BEGIN MATERIAL FOR THIS TASK
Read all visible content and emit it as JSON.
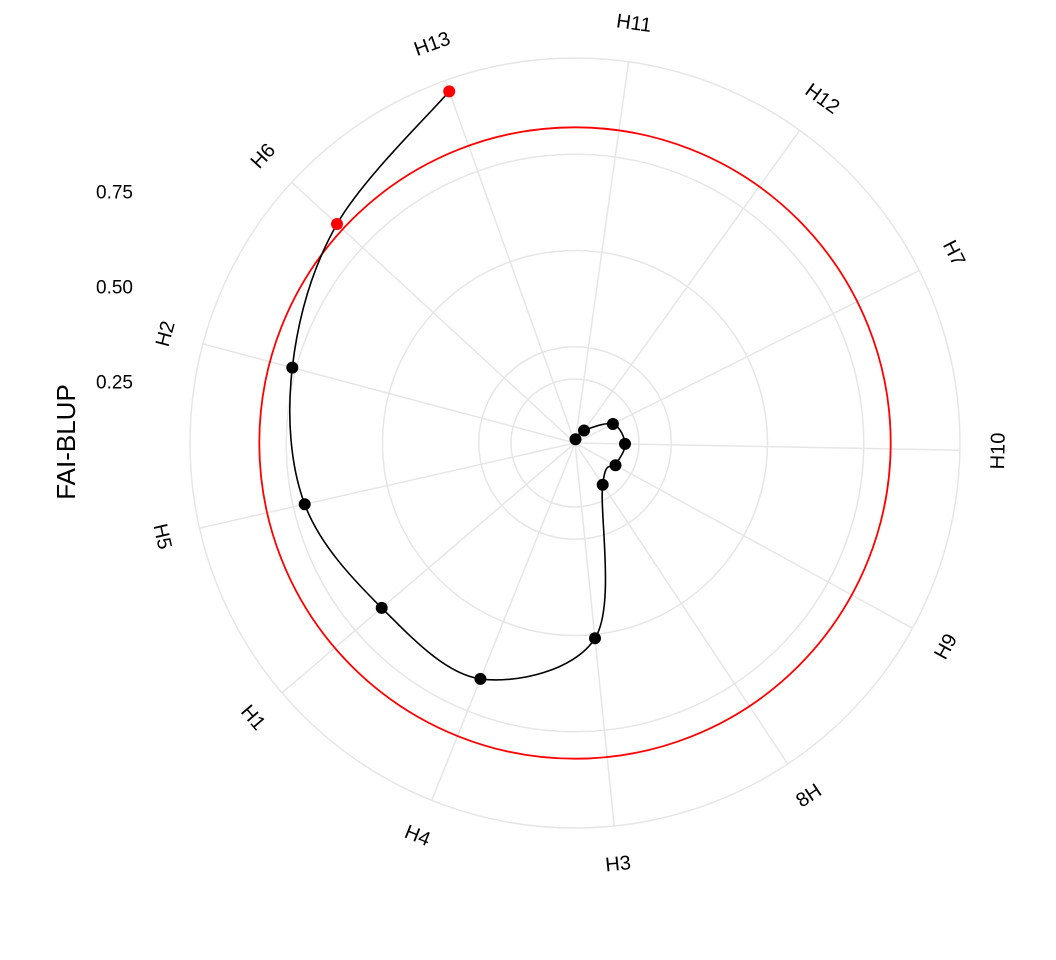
{
  "chart_data": {
    "type": "radar",
    "ylabel": "FAI-BLUP",
    "radial_ticks": [
      "0.25",
      "0.50",
      "0.75"
    ],
    "radial_tick_values": [
      0.25,
      0.5,
      0.75
    ],
    "rlim": [
      0,
      1.0
    ],
    "categories": [
      "H11",
      "H12",
      "H7",
      "H10",
      "H9",
      "8H",
      "H3",
      "H4",
      "H1",
      "H5",
      "H2",
      "H6",
      "H13"
    ],
    "values": [
      0.01,
      0.04,
      0.11,
      0.13,
      0.12,
      0.13,
      0.51,
      0.66,
      0.66,
      0.72,
      0.76,
      0.84,
      0.97
    ],
    "highlighted": [
      "H6",
      "H13"
    ],
    "threshold": 0.82,
    "colors": {
      "line": "#000000",
      "point": "#000000",
      "highlight": "#ff0000",
      "threshold": "#ff0000",
      "grid": "#e6e6e6"
    },
    "grid": true
  }
}
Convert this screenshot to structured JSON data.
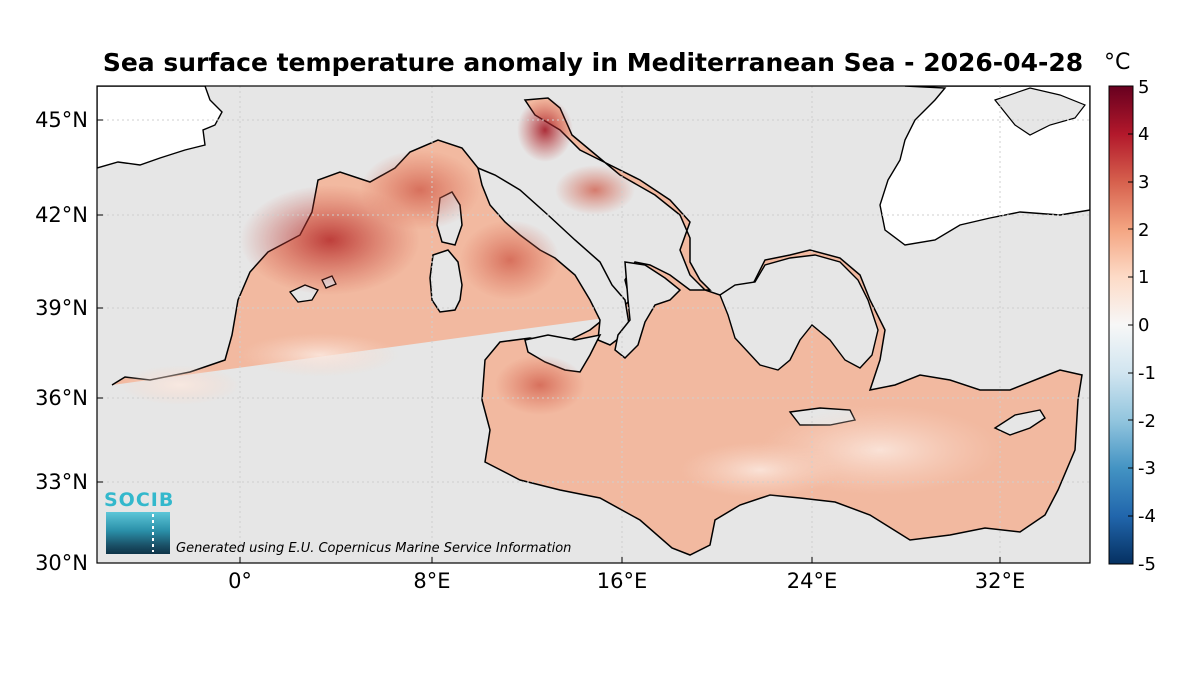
{
  "title": "Sea surface temperature anomaly in Mediterranean Sea - 2026-04-28",
  "unit": "°C",
  "credit": "Generated using E.U. Copernicus Marine Service Information",
  "logo_text": "SOCIB",
  "axes": {
    "x_ticks": [
      "0°",
      "8°E",
      "16°E",
      "24°E",
      "32°E"
    ],
    "x_tick_values": [
      0,
      8,
      16,
      24,
      32
    ],
    "y_ticks": [
      "45°N",
      "42°N",
      "39°N",
      "36°N",
      "33°N",
      "30°N"
    ],
    "y_tick_values": [
      45,
      42,
      39,
      36,
      33,
      30
    ],
    "lon_range": [
      -5.6,
      36.4
    ],
    "lat_range": [
      30,
      46
    ]
  },
  "colorbar": {
    "ticks": [
      "5",
      "4",
      "3",
      "2",
      "1",
      "0",
      "-1",
      "-2",
      "-3",
      "-4",
      "-5"
    ],
    "range": [
      -5,
      5
    ],
    "colors": [
      "#053061",
      "#2166ac",
      "#4393c3",
      "#92c5de",
      "#d1e5f0",
      "#f7f7f7",
      "#fddbc7",
      "#f4a582",
      "#d6604d",
      "#b2182b",
      "#67001f"
    ]
  },
  "colors": {
    "land": "#e6e6e6",
    "outside": "#ffffff",
    "coast": "#000000",
    "warm_strong": "#b2182b",
    "warm_mid": "#e3826a",
    "warm_light": "#f8c9b3",
    "neutral": "#f7f4f2"
  }
}
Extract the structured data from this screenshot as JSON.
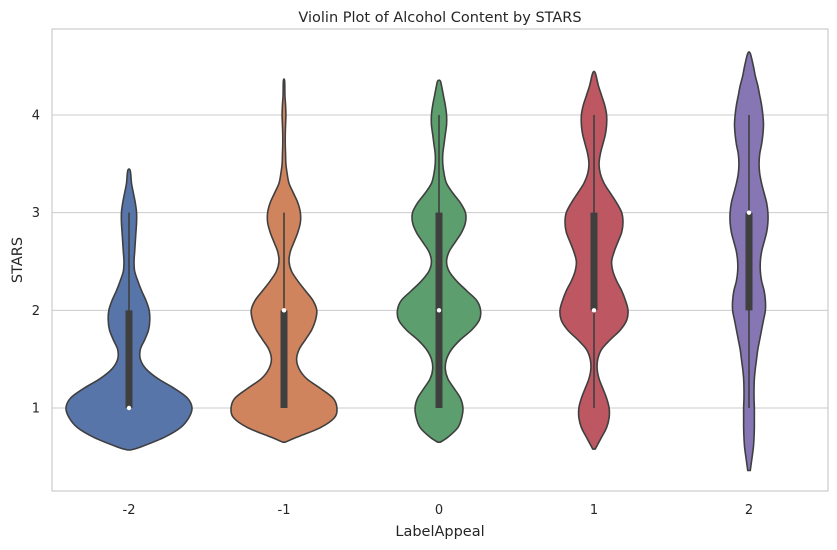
{
  "chart_data": {
    "type": "violin",
    "title": "Violin Plot of Alcohol Content by STARS",
    "xlabel": "LabelAppeal",
    "ylabel": "STARS",
    "categories": [
      "-2",
      "-1",
      "0",
      "1",
      "2"
    ],
    "y_ticks": [
      "1",
      "2",
      "3",
      "4"
    ],
    "ylim": [
      0.2,
      4.8
    ],
    "grid": "horizontal",
    "legend": "none",
    "series": [
      {
        "category": "-2",
        "color": "#5875aa",
        "density": [
          [
            0.57,
            0.02
          ],
          [
            0.6,
            0.18
          ],
          [
            0.7,
            0.56
          ],
          [
            0.8,
            0.82
          ],
          [
            0.9,
            0.95
          ],
          [
            1.0,
            1.0
          ],
          [
            1.1,
            0.93
          ],
          [
            1.2,
            0.72
          ],
          [
            1.3,
            0.46
          ],
          [
            1.4,
            0.27
          ],
          [
            1.5,
            0.18
          ],
          [
            1.6,
            0.18
          ],
          [
            1.7,
            0.25
          ],
          [
            1.8,
            0.31
          ],
          [
            1.9,
            0.33
          ],
          [
            2.0,
            0.32
          ],
          [
            2.1,
            0.27
          ],
          [
            2.2,
            0.2
          ],
          [
            2.3,
            0.14
          ],
          [
            2.4,
            0.09
          ],
          [
            2.5,
            0.08
          ],
          [
            2.6,
            0.09
          ],
          [
            2.7,
            0.1
          ],
          [
            2.8,
            0.11
          ],
          [
            2.9,
            0.12
          ],
          [
            3.0,
            0.12
          ],
          [
            3.1,
            0.1
          ],
          [
            3.2,
            0.07
          ],
          [
            3.3,
            0.04
          ],
          [
            3.43,
            0.02
          ]
        ],
        "whisker": [
          1,
          3
        ],
        "iqr": [
          1,
          2
        ],
        "median": 1
      },
      {
        "category": "-1",
        "color": "#d0845d",
        "density": [
          [
            0.65,
            0.02
          ],
          [
            0.7,
            0.2
          ],
          [
            0.8,
            0.58
          ],
          [
            0.9,
            0.8
          ],
          [
            1.0,
            0.84
          ],
          [
            1.1,
            0.78
          ],
          [
            1.2,
            0.58
          ],
          [
            1.3,
            0.36
          ],
          [
            1.4,
            0.24
          ],
          [
            1.5,
            0.2
          ],
          [
            1.6,
            0.24
          ],
          [
            1.7,
            0.34
          ],
          [
            1.8,
            0.44
          ],
          [
            1.9,
            0.5
          ],
          [
            2.0,
            0.52
          ],
          [
            2.1,
            0.46
          ],
          [
            2.2,
            0.34
          ],
          [
            2.3,
            0.22
          ],
          [
            2.4,
            0.12
          ],
          [
            2.5,
            0.08
          ],
          [
            2.6,
            0.1
          ],
          [
            2.7,
            0.16
          ],
          [
            2.8,
            0.22
          ],
          [
            2.9,
            0.26
          ],
          [
            3.0,
            0.26
          ],
          [
            3.1,
            0.22
          ],
          [
            3.2,
            0.15
          ],
          [
            3.3,
            0.08
          ],
          [
            3.4,
            0.05
          ],
          [
            3.5,
            0.03
          ],
          [
            3.6,
            0.025
          ],
          [
            3.7,
            0.02
          ],
          [
            3.8,
            0.02
          ],
          [
            3.9,
            0.025
          ],
          [
            4.0,
            0.03
          ],
          [
            4.1,
            0.025
          ],
          [
            4.2,
            0.015
          ],
          [
            4.35,
            0.01
          ]
        ],
        "whisker": [
          1,
          3
        ],
        "iqr": [
          1,
          2
        ],
        "median": 2
      },
      {
        "category": "0",
        "color": "#5c9e6d",
        "density": [
          [
            0.65,
            0.02
          ],
          [
            0.7,
            0.14
          ],
          [
            0.8,
            0.3
          ],
          [
            0.9,
            0.36
          ],
          [
            1.0,
            0.38
          ],
          [
            1.1,
            0.34
          ],
          [
            1.2,
            0.24
          ],
          [
            1.3,
            0.14
          ],
          [
            1.4,
            0.1
          ],
          [
            1.5,
            0.12
          ],
          [
            1.6,
            0.2
          ],
          [
            1.7,
            0.34
          ],
          [
            1.8,
            0.52
          ],
          [
            1.9,
            0.64
          ],
          [
            2.0,
            0.66
          ],
          [
            2.1,
            0.6
          ],
          [
            2.2,
            0.44
          ],
          [
            2.3,
            0.28
          ],
          [
            2.4,
            0.16
          ],
          [
            2.5,
            0.12
          ],
          [
            2.6,
            0.16
          ],
          [
            2.7,
            0.26
          ],
          [
            2.8,
            0.36
          ],
          [
            2.9,
            0.42
          ],
          [
            3.0,
            0.42
          ],
          [
            3.1,
            0.34
          ],
          [
            3.2,
            0.22
          ],
          [
            3.3,
            0.12
          ],
          [
            3.4,
            0.08
          ],
          [
            3.5,
            0.06
          ],
          [
            3.6,
            0.06
          ],
          [
            3.7,
            0.08
          ],
          [
            3.8,
            0.1
          ],
          [
            3.9,
            0.12
          ],
          [
            4.0,
            0.12
          ],
          [
            4.1,
            0.1
          ],
          [
            4.2,
            0.07
          ],
          [
            4.3,
            0.04
          ],
          [
            4.35,
            0.02
          ]
        ],
        "whisker": [
          1,
          4
        ],
        "iqr": [
          1,
          3
        ],
        "median": 2
      },
      {
        "category": "1",
        "color": "#bd5761",
        "density": [
          [
            0.58,
            0.02
          ],
          [
            0.7,
            0.12
          ],
          [
            0.8,
            0.2
          ],
          [
            0.9,
            0.24
          ],
          [
            1.0,
            0.24
          ],
          [
            1.1,
            0.2
          ],
          [
            1.2,
            0.14
          ],
          [
            1.3,
            0.08
          ],
          [
            1.4,
            0.05
          ],
          [
            1.5,
            0.06
          ],
          [
            1.6,
            0.12
          ],
          [
            1.7,
            0.26
          ],
          [
            1.8,
            0.42
          ],
          [
            1.9,
            0.52
          ],
          [
            2.0,
            0.54
          ],
          [
            2.1,
            0.5
          ],
          [
            2.2,
            0.44
          ],
          [
            2.3,
            0.36
          ],
          [
            2.4,
            0.3
          ],
          [
            2.5,
            0.28
          ],
          [
            2.6,
            0.32
          ],
          [
            2.7,
            0.38
          ],
          [
            2.8,
            0.44
          ],
          [
            2.9,
            0.46
          ],
          [
            3.0,
            0.44
          ],
          [
            3.1,
            0.36
          ],
          [
            3.2,
            0.26
          ],
          [
            3.3,
            0.16
          ],
          [
            3.4,
            0.1
          ],
          [
            3.5,
            0.08
          ],
          [
            3.6,
            0.1
          ],
          [
            3.7,
            0.14
          ],
          [
            3.8,
            0.18
          ],
          [
            3.9,
            0.2
          ],
          [
            4.0,
            0.2
          ],
          [
            4.1,
            0.17
          ],
          [
            4.2,
            0.12
          ],
          [
            4.3,
            0.07
          ],
          [
            4.43,
            0.02
          ]
        ],
        "whisker": [
          1,
          4
        ],
        "iqr": [
          2,
          3
        ],
        "median": 2
      },
      {
        "category": "2",
        "color": "#8676b3",
        "density": [
          [
            0.36,
            0.02
          ],
          [
            0.5,
            0.05
          ],
          [
            0.6,
            0.07
          ],
          [
            0.7,
            0.08
          ],
          [
            0.8,
            0.085
          ],
          [
            0.9,
            0.085
          ],
          [
            1.0,
            0.085
          ],
          [
            1.1,
            0.08
          ],
          [
            1.2,
            0.08
          ],
          [
            1.3,
            0.085
          ],
          [
            1.4,
            0.1
          ],
          [
            1.5,
            0.12
          ],
          [
            1.6,
            0.14
          ],
          [
            1.7,
            0.17
          ],
          [
            1.8,
            0.2
          ],
          [
            1.9,
            0.23
          ],
          [
            2.0,
            0.26
          ],
          [
            2.1,
            0.26
          ],
          [
            2.2,
            0.24
          ],
          [
            2.3,
            0.2
          ],
          [
            2.4,
            0.18
          ],
          [
            2.5,
            0.18
          ],
          [
            2.6,
            0.2
          ],
          [
            2.7,
            0.24
          ],
          [
            2.8,
            0.28
          ],
          [
            2.9,
            0.3
          ],
          [
            3.0,
            0.3
          ],
          [
            3.1,
            0.28
          ],
          [
            3.2,
            0.24
          ],
          [
            3.3,
            0.2
          ],
          [
            3.4,
            0.17
          ],
          [
            3.5,
            0.16
          ],
          [
            3.6,
            0.17
          ],
          [
            3.7,
            0.2
          ],
          [
            3.8,
            0.22
          ],
          [
            3.9,
            0.23
          ],
          [
            4.0,
            0.22
          ],
          [
            4.1,
            0.2
          ],
          [
            4.2,
            0.17
          ],
          [
            4.3,
            0.14
          ],
          [
            4.4,
            0.1
          ],
          [
            4.5,
            0.07
          ],
          [
            4.63,
            0.02
          ]
        ],
        "whisker": [
          1,
          4
        ],
        "iqr": [
          2,
          3
        ],
        "median": 3
      }
    ]
  }
}
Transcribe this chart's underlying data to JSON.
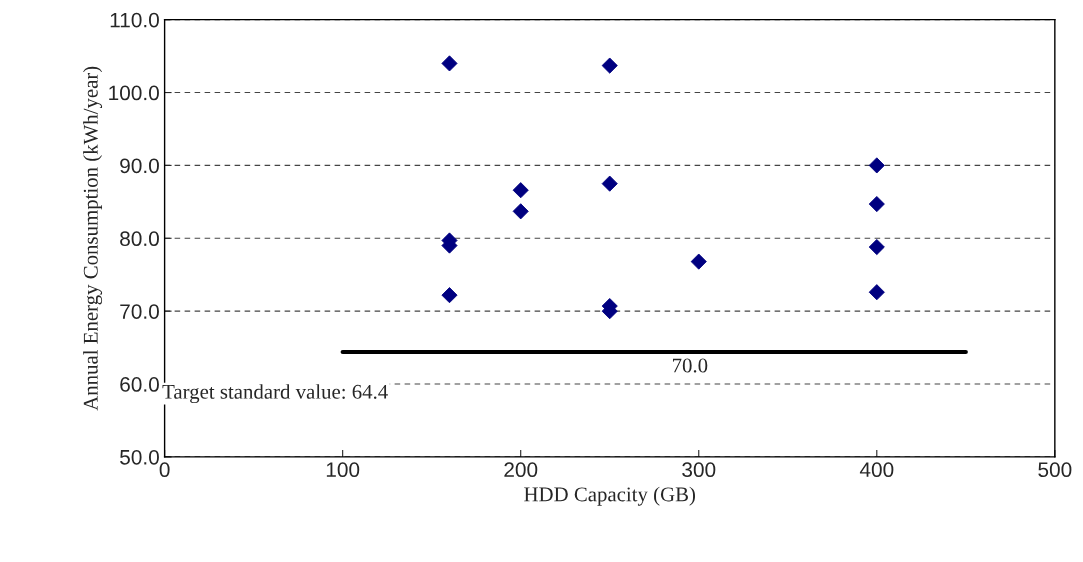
{
  "chart_data": {
    "type": "scatter",
    "xlabel": "HDD Capacity (GB)",
    "ylabel": "Annual Energy Consumption (kWh/year)",
    "xlim": [
      0,
      500
    ],
    "xticks": [
      0,
      100,
      200,
      300,
      400,
      500
    ],
    "ylim": [
      50,
      110
    ],
    "yticks": [
      {
        "value": 50,
        "label": "50.0"
      },
      {
        "value": 60,
        "label": "60.0"
      },
      {
        "value": 70,
        "label": "70.0"
      },
      {
        "value": 80,
        "label": "80.0"
      },
      {
        "value": 90,
        "label": "90.0"
      },
      {
        "value": 100,
        "label": "100.0"
      },
      {
        "value": 110,
        "label": "110.0"
      }
    ],
    "grid": "y",
    "marker": "diamond",
    "legend": false,
    "series": [
      {
        "color": "#000080",
        "x": [
          160,
          160,
          160,
          160,
          200,
          200,
          250,
          250,
          250,
          250,
          300,
          400,
          400,
          400,
          400
        ],
        "values": [
          104.0,
          79.7,
          79.0,
          72.2,
          86.6,
          83.7,
          103.7,
          87.5,
          70.7,
          70.0,
          76.8,
          90.0,
          84.7,
          78.8,
          72.6
        ]
      },
      {
        "type": "line",
        "color": "#000000",
        "marker": "none",
        "x": [
          100,
          450
        ],
        "values": [
          64.4,
          64.4
        ]
      }
    ],
    "annotations": [
      {
        "text": "Target standard value: 64.4",
        "x": 100,
        "y": 64.4
      },
      "70.0"
    ]
  }
}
END MATERIAL FOR THIS TASK
[TASK TO COMPLETE]:
Give the count of lines in the data above that hold the string "title", with no additional words.

[CORRECT RESULT]:
2